[BEGIN Data lines]

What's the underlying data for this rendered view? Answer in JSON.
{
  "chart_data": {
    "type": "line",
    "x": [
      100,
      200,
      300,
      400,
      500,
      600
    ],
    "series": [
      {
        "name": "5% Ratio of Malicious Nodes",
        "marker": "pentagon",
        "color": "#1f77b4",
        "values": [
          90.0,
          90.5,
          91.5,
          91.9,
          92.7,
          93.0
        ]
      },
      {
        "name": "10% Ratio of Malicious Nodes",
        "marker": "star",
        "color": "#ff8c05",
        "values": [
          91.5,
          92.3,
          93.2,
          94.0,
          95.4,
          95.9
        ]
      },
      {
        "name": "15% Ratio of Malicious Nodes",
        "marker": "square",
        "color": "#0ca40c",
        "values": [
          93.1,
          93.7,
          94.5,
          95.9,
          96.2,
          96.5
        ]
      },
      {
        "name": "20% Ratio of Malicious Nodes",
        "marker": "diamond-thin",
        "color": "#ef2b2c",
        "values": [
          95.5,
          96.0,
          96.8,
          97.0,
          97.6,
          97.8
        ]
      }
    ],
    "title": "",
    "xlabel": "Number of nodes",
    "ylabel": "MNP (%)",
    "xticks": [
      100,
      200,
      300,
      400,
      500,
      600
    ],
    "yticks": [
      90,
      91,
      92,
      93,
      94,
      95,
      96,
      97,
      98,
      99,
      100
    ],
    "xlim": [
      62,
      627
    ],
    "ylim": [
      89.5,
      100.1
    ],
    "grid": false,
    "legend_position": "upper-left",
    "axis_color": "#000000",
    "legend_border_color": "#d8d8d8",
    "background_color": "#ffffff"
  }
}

[END Data lines]

• Your task
Write out the material from the first line to the last, exactly.

• Solution for this exercise
What's the underlying data for this rendered view? Answer in JSON.
{
  "chart_data": {
    "type": "line",
    "x": [
      100,
      200,
      300,
      400,
      500,
      600
    ],
    "series": [
      {
        "name": "5% Ratio of Malicious Nodes",
        "marker": "pentagon",
        "color": "#1f77b4",
        "values": [
          90.0,
          90.5,
          91.5,
          91.9,
          92.7,
          93.0
        ]
      },
      {
        "name": "10% Ratio of Malicious Nodes",
        "marker": "star",
        "color": "#ff8c05",
        "values": [
          91.5,
          92.3,
          93.2,
          94.0,
          95.4,
          95.9
        ]
      },
      {
        "name": "15% Ratio of Malicious Nodes",
        "marker": "square",
        "color": "#0ca40c",
        "values": [
          93.1,
          93.7,
          94.5,
          95.9,
          96.2,
          96.5
        ]
      },
      {
        "name": "20% Ratio of Malicious Nodes",
        "marker": "diamond-thin",
        "color": "#ef2b2c",
        "values": [
          95.5,
          96.0,
          96.8,
          97.0,
          97.6,
          97.8
        ]
      }
    ],
    "title": "",
    "xlabel": "Number of nodes",
    "ylabel": "MNP (%)",
    "xticks": [
      100,
      200,
      300,
      400,
      500,
      600
    ],
    "yticks": [
      90,
      91,
      92,
      93,
      94,
      95,
      96,
      97,
      98,
      99,
      100
    ],
    "xlim": [
      62,
      627
    ],
    "ylim": [
      89.5,
      100.1
    ],
    "grid": false,
    "legend_position": "upper-left",
    "axis_color": "#000000",
    "legend_border_color": "#d8d8d8",
    "background_color": "#ffffff"
  }
}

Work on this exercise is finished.